# [EXERCISE DESCRIPTION]
Return all of the lines below exactly as they are.

Stored data entries
============================================================

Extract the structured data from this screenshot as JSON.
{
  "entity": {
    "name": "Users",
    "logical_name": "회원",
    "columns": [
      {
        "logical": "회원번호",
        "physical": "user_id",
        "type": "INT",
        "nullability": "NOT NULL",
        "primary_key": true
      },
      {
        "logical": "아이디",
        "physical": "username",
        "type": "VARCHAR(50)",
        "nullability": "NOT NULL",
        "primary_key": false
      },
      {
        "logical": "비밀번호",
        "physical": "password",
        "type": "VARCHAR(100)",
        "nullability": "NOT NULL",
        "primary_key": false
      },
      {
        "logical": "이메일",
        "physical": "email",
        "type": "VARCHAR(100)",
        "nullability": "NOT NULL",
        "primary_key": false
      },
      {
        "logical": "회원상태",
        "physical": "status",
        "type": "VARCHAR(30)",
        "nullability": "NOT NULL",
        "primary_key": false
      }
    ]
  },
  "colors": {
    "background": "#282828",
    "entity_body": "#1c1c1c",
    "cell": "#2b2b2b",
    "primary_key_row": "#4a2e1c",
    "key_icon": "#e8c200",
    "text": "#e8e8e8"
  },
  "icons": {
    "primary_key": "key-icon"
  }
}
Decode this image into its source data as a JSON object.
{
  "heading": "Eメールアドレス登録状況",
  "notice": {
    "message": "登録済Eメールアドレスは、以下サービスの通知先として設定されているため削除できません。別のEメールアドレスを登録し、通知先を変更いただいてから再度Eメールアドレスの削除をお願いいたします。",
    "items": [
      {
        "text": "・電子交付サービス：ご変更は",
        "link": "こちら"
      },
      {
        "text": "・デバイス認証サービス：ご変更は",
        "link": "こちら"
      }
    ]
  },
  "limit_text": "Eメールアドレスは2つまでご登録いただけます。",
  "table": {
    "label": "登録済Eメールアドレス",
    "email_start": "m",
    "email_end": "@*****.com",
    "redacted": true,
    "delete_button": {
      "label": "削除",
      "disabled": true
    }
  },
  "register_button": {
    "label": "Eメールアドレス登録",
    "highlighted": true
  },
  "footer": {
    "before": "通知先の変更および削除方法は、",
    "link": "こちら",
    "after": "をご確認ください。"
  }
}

============================================================

# [EXERCISE OUTPUT]
Extract the structured data from this screenshot as JSON.
{
  "entity": {
    "name": "Users",
    "logical_name": "회원",
    "columns": [
      {
        "logical": "회원번호",
        "physical": "user_id",
        "type": "INT",
        "nullability": "NOT NULL",
        "primary_key": true
      },
      {
        "logical": "아이디",
        "physical": "username",
        "type": "VARCHAR(50)",
        "nullability": "NOT NULL",
        "primary_key": false
      },
      {
        "logical": "비밀번호",
        "physical": "password",
        "type": "VARCHAR(100)",
        "nullability": "NOT NULL",
        "primary_key": false
      },
      {
        "logical": "이메일",
        "physical": "email",
        "type": "VARCHAR(100)",
        "nullability": "NOT NULL",
        "primary_key": false
      },
      {
        "logical": "회원상태",
        "physical": "status",
        "type": "VARCHAR(30)",
        "nullability": "NOT NULL",
        "primary_key": false
      }
    ]
  },
  "colors": {
    "background": "#282828",
    "entity_body": "#1c1c1c",
    "cell": "#2b2b2b",
    "primary_key_row": "#4a2e1c",
    "key_icon": "#e8c200",
    "text": "#e8e8e8"
  },
  "icons": {
    "primary_key": "key-icon"
  }
}
Decode this image into its source data as a JSON object.
{
  "heading": "Eメールアドレス登録状況",
  "notice": {
    "message": "登録済Eメールアドレスは、以下サービスの通知先として設定されているため削除できません。別のEメールアドレスを登録し、通知先を変更いただいてから再度Eメールアドレスの削除をお願いいたします。",
    "items": [
      {
        "text": "・電子交付サービス：ご変更は",
        "link": "こちら"
      },
      {
        "text": "・デバイス認証サービス：ご変更は",
        "link": "こちら"
      }
    ]
  },
  "limit_text": "Eメールアドレスは2つまでご登録いただけます。",
  "table": {
    "label": "登録済Eメールアドレス",
    "email_start": "m",
    "email_end": "@*****.com",
    "redacted": true,
    "delete_button": {
      "label": "削除",
      "disabled": true
    }
  },
  "register_button": {
    "label": "Eメールアドレス登録",
    "highlighted": true
  },
  "footer": {
    "before": "通知先の変更および削除方法は、",
    "link": "こちら",
    "after": "をご確認ください。"
  }
}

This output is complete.